**TEXTO MOSTRADO**
"El amor, un anhelo al sosiego divino" por Isabel Otilio Garduño
El amor, un
anhelo al sosiego divino
de Isabel Otilio Garduño
Introducción
Uno de los
sentires más agrestes como deleitables que la vida misma nos ha otorgado y que
se presenta de manera constante en la naturaleza de todos los hombres es, sin
duda alguna, el amor. San Agustín en su fecunda obra denominada: “La ciudad de Dios”, nos
presenta de manera fundamental, la noción del amor y su correspondencia con el
hombre en su búsqueda por la quietud divina que proporciona Dios, concepción
que a propósito de este escrito considero importante de ser analizada. Uno de
los motivos más grandes del porqué me vi inclinada a redactar sobre esta
temática es el hecho de concederle un papel relevante al amor como fundamento
de mis acciones, y por un interés que se me ha presentado de manera constante al
leer las palabras de San Agustín así como a otros pensadores medievales, donde hay
nociones que trascienden el pensamiento y sólo se pueden describir en un
sentir.
Hemos
banalizado la vida, las cosas en el mundo las miramos de manera evidente,
olvidando que detrás de si esconden una complejidad inaudita, el para qué de
este escrito parece insignificante pero quisiera que recordemos esa búsqueda persistente
del hombre por sentirse completo, en sosiego y que, para San Agustín, será una
lucha constante del individuo en este mundo para librarse del temor y aspirar a
una autosuficiencia frustrada.
Este escrito no tiene por ambición alguna
hablar de toda la basta concepción que se deriva del pensamiento agustiniano
respecto a la noción del amor, sino, analizar las palabras de la cita rescatada
del libro Vlll de “La ciudad
de Dios”, ubicada en el apartado 8 que toma
como nombre “También en la filosofía moral los platónicos tienen la primacía”,
y que reza de la siguiente manera:
[1]Quien goza
de aquel a quien ama, y ama el verdadero supremo bien, ¿quién, sino alguien muy
depravado , negará que es feliz?

**CONJUNTO DE TAREAS**
A. Responde con brevedad, a partir del ensayo sobre el amor:
(i) ¿Qué obra de San Agustín se menciona?
(ii) ¿Qué título lleva el apartado del que procede la cita analizada?
(iii) Según San Agustín, ¿de qué busca librarse el individuo en su lucha constante en este mundo?
B. ¿Podrías seguir escribiendo el ensayo sobre el amor a partir de la cita con la que termina?
Los datos constituyen un material independiente del ensayo sobre el amor.

**DATOS EXTRAÍDOS**
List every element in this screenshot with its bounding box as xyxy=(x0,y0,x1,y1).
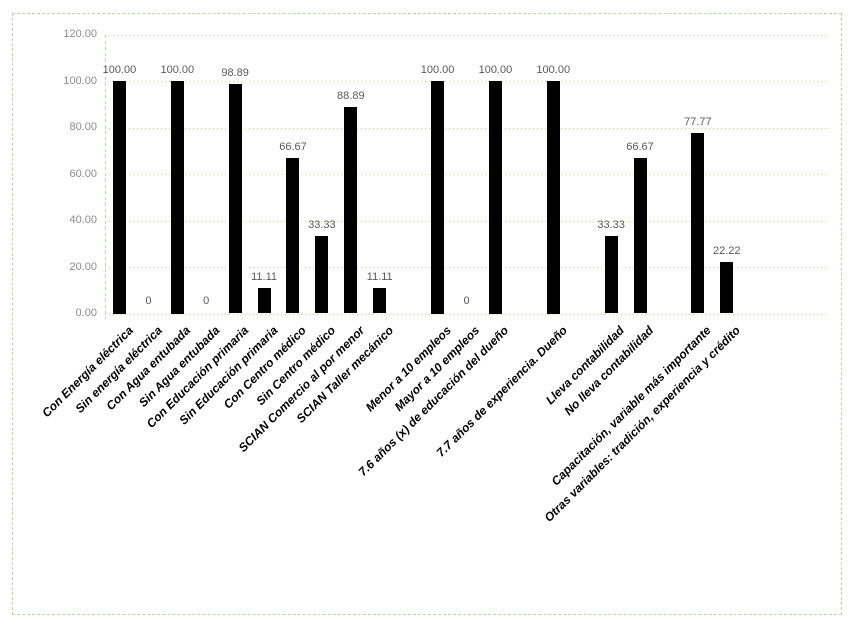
bar xyxy=(633,158,647,314)
bar-value-label: 100.00 xyxy=(160,64,195,76)
category-label: Otras variables: tradición, experiencia … xyxy=(541,323,743,525)
y-axis-tick-label: 100.00 xyxy=(63,74,97,87)
bar xyxy=(373,287,387,314)
gridline xyxy=(105,220,828,222)
bar xyxy=(286,158,300,314)
y-axis-tick-label: 120.00 xyxy=(63,28,97,40)
bar-value-label: 33.33 xyxy=(308,219,336,231)
bar-value-label: 100.00 xyxy=(536,64,571,76)
y-axis-tick-label: 40.00 xyxy=(69,214,97,226)
bar-value-label: 0 xyxy=(203,294,210,307)
gridline xyxy=(105,267,828,268)
bar-value-label: 77.77 xyxy=(684,115,712,128)
bar-value-label: 100.00 xyxy=(102,64,137,76)
y-axis-tick-label: 80.00 xyxy=(69,121,97,133)
bar-value-label: 98.89 xyxy=(221,66,249,79)
bar xyxy=(546,81,560,314)
bar xyxy=(691,132,705,314)
gridline xyxy=(105,313,828,315)
bar xyxy=(604,236,618,314)
bar xyxy=(112,81,126,314)
bar xyxy=(720,261,734,314)
bar-value-label: 100.00 xyxy=(478,64,513,76)
bar-value-label: 33.33 xyxy=(597,219,625,231)
gridline xyxy=(105,81,828,82)
y-axis-line xyxy=(105,34,106,319)
bar-value-label: 22.22 xyxy=(713,244,741,257)
gridline xyxy=(105,127,828,129)
bar xyxy=(315,236,329,314)
bar-value-label: 88.89 xyxy=(337,89,365,102)
bar xyxy=(170,81,184,314)
gridline xyxy=(105,34,828,36)
bar-value-label: 66.67 xyxy=(626,141,654,154)
y-axis-tick-label: 60.00 xyxy=(69,167,97,180)
bar-value-label: 11.11 xyxy=(251,270,277,283)
bar xyxy=(228,83,242,314)
bar xyxy=(488,81,502,314)
bar-value-label: 66.67 xyxy=(279,141,307,154)
bar-value-label: 0 xyxy=(463,294,470,307)
bar xyxy=(257,287,271,314)
bar-value-label: 11.11 xyxy=(366,270,393,283)
bar xyxy=(344,106,358,314)
y-axis-tick-label: 20.00 xyxy=(69,260,97,273)
bar-value-label: 0 xyxy=(145,294,152,307)
y-axis-tick-label: 0.00 xyxy=(75,307,97,319)
gridline xyxy=(105,174,828,175)
bar-value-label: 100.00 xyxy=(420,64,455,76)
bar xyxy=(431,81,445,314)
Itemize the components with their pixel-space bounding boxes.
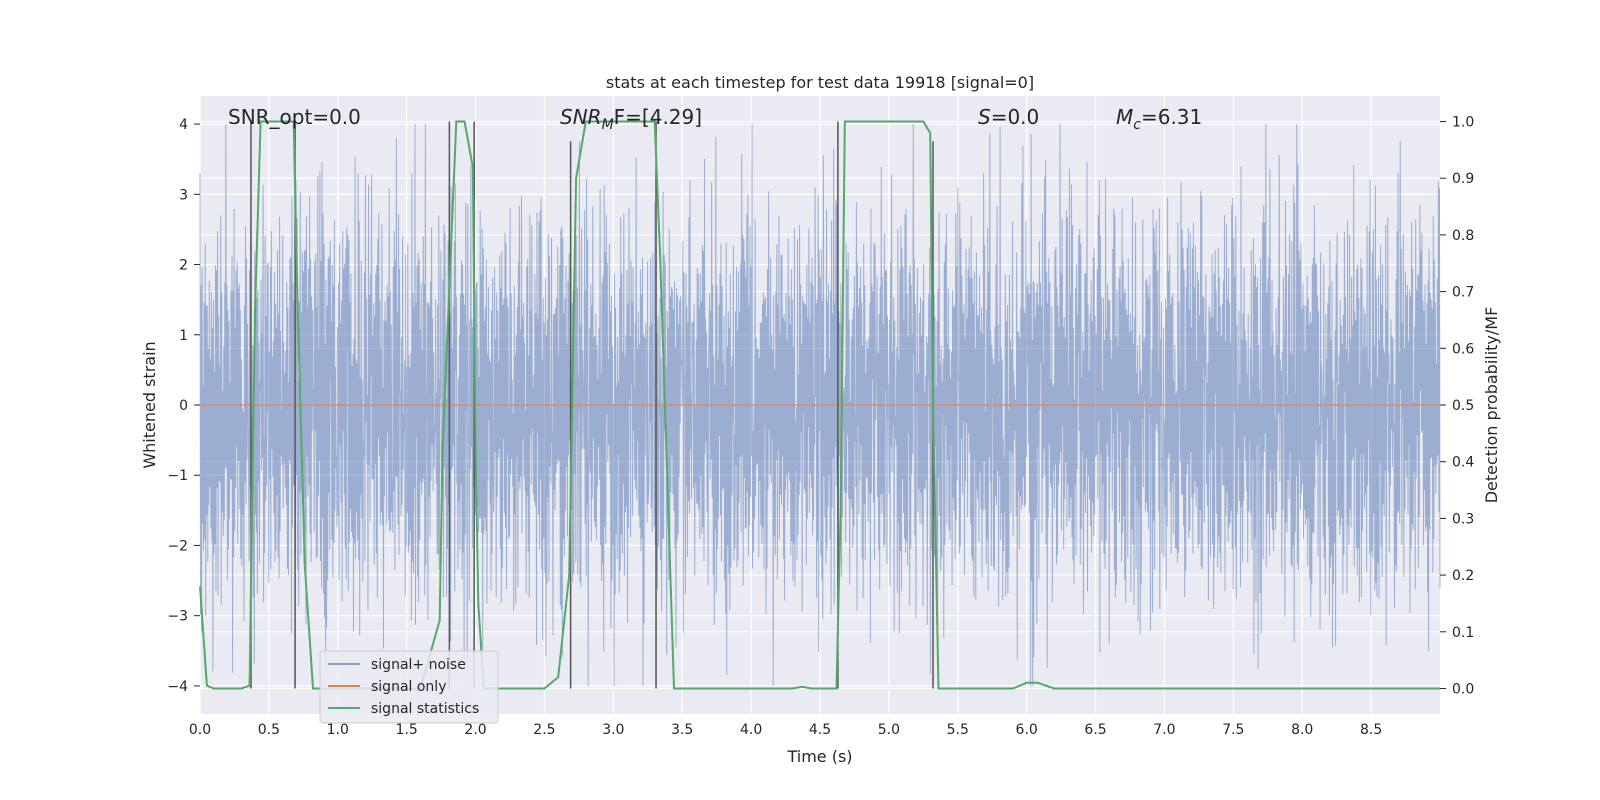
y-tick-label: −4 [167,679,188,695]
y-tick-label: 4 [179,117,188,133]
y2-tick-label: 0.0 [1452,681,1474,697]
x-tick-label: 7.0 [1153,722,1175,738]
y-tick-label: −1 [167,468,188,484]
annotation-snr-mf-rest: F=[4.29] [614,105,702,129]
x-tick-label: 6.5 [1084,722,1106,738]
x-tick-label: 4.5 [809,722,831,738]
legend-label-signal-only: signal only [371,679,446,695]
annotation-mc: Mc=6.31 [1116,105,1202,133]
legend-box [319,650,499,724]
x-tick-label: 1.0 [327,722,349,738]
annotation-s-main: S [978,105,991,129]
chart-title: stats at each timestep for test data 199… [606,73,1034,92]
annotation-mc-rest: =6.31 [1141,105,1202,129]
x-tick-label: 3.0 [602,722,624,738]
y-tick-label: 0 [179,398,188,414]
annotation-snr-mf-main: SNR [560,105,602,129]
x-tick-label: 7.5 [1222,722,1244,738]
x-tick-label: 5.0 [878,722,900,738]
x-tick-label: 8.0 [1291,722,1313,738]
annotation-s: S=0.0 [978,105,1039,129]
x-tick-label: 2.5 [533,722,555,738]
annotation-mc-sub: c [1133,117,1141,133]
x-tick-label: 0.5 [258,722,280,738]
series-signal-statistics [199,120,1440,690]
x-tick-label: 1.5 [396,722,418,738]
x-tick-label: 2.0 [464,722,486,738]
y-tick-label: −3 [167,609,188,625]
x-tick-label: 8.5 [1360,722,1382,738]
tick-layer: 0.0 0.5 1.0 1.5 2.0 2.5 3.0 3.5 4.0 4.5 5.0 5.5 6.0 6… [167,115,1474,738]
y-axis-label: Whitened strain [140,341,159,468]
y-tick-label: −2 [167,538,188,554]
y2-tick-label: 0.9 [1452,171,1474,187]
x-tick-label: 4.0 [740,722,762,738]
legend-label-signal-noise: signal+ noise [371,657,466,673]
y2-tick-label: 0.3 [1452,511,1474,527]
annotation-snr-mf-sub: M [602,117,614,133]
statistics-series-layer [199,120,1440,690]
y-tick-label: 2 [179,258,188,274]
y2-tick-label: 0.6 [1452,341,1474,357]
annotation-mc-main: M [1116,105,1133,129]
annotation-snr-mf: SNRMF=[4.29] [560,105,702,133]
annotation-s-rest: =0.0 [991,105,1040,129]
y2-tick-label: 0.2 [1452,568,1474,584]
legend-label-signal-statistics: signal statistics [371,701,479,717]
noise-series-layer [199,124,1441,686]
y2-tick-label: 0.4 [1452,455,1474,471]
annotation-snr-opt: SNR_opt=0.0 [228,105,361,129]
series-signal-noise [199,124,1441,686]
y2-tick-label: 0.5 [1452,398,1474,414]
x-tick-label: 6.0 [1016,722,1038,738]
legend: signal+ noise signal only signal statist… [319,650,499,724]
y2-tick-label: 1.0 [1452,115,1474,131]
x-tick-label: 5.5 [947,722,969,738]
y2-axis-label: Detection probability/MF [1482,307,1501,504]
x-axis-label: Time (s) [786,747,852,766]
y-tick-label: 3 [179,187,188,203]
y-tick-label: 1 [179,328,188,344]
y2-tick-label: 0.8 [1452,228,1474,244]
y2-tick-label: 0.1 [1452,625,1474,641]
x-tick-label: 0.0 [189,722,211,738]
x-tick-label: 3.5 [671,722,693,738]
y2-tick-label: 0.7 [1452,285,1474,301]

**RESULTADOS ESPERADOS**
A.
(i) "La ciudad de Dios".
(ii) "También en la filosofía moral los platónicos tienen la primacía".
(iii) Del temor.

B.
Desarrollo
San
Agustín comienza de manera muy interesante esta cita, al decir: “Quien goza de aquel a quien ama, …”
la noción del goce es, en un sentido, muy profunda, pues el hombre pone su
disposición y espíritu en aras de un fin que anhela, un fin que espera pueda
otorgarle quietud, y le sea permanente; el goce es difícil de ser expresado es
como si el espíritu estuviese en consonancia con lo otro, es decir, en relación
con el objeto de sus deseos, en ese sentido, puede ser que gozar sea, por un
momento, dejar de ser hombres para sentir una completitud que no es propia de su
naturaleza y que se desea hacer perpetua. Una de las preguntas más
fundamentales que podemos cuestionarnos de esta cita es: ¿Por qué gozamos o
disfrutamos?, parece que es algo que todos hemos experimentado, al momento de
hablar con alguien o cuando nos cuestionamos sobre alguna cosa; tal vez usted,
que en algún momento realizó algo que lo haya colmado de dicha y no pudo describir
esta noción más que en un sentir.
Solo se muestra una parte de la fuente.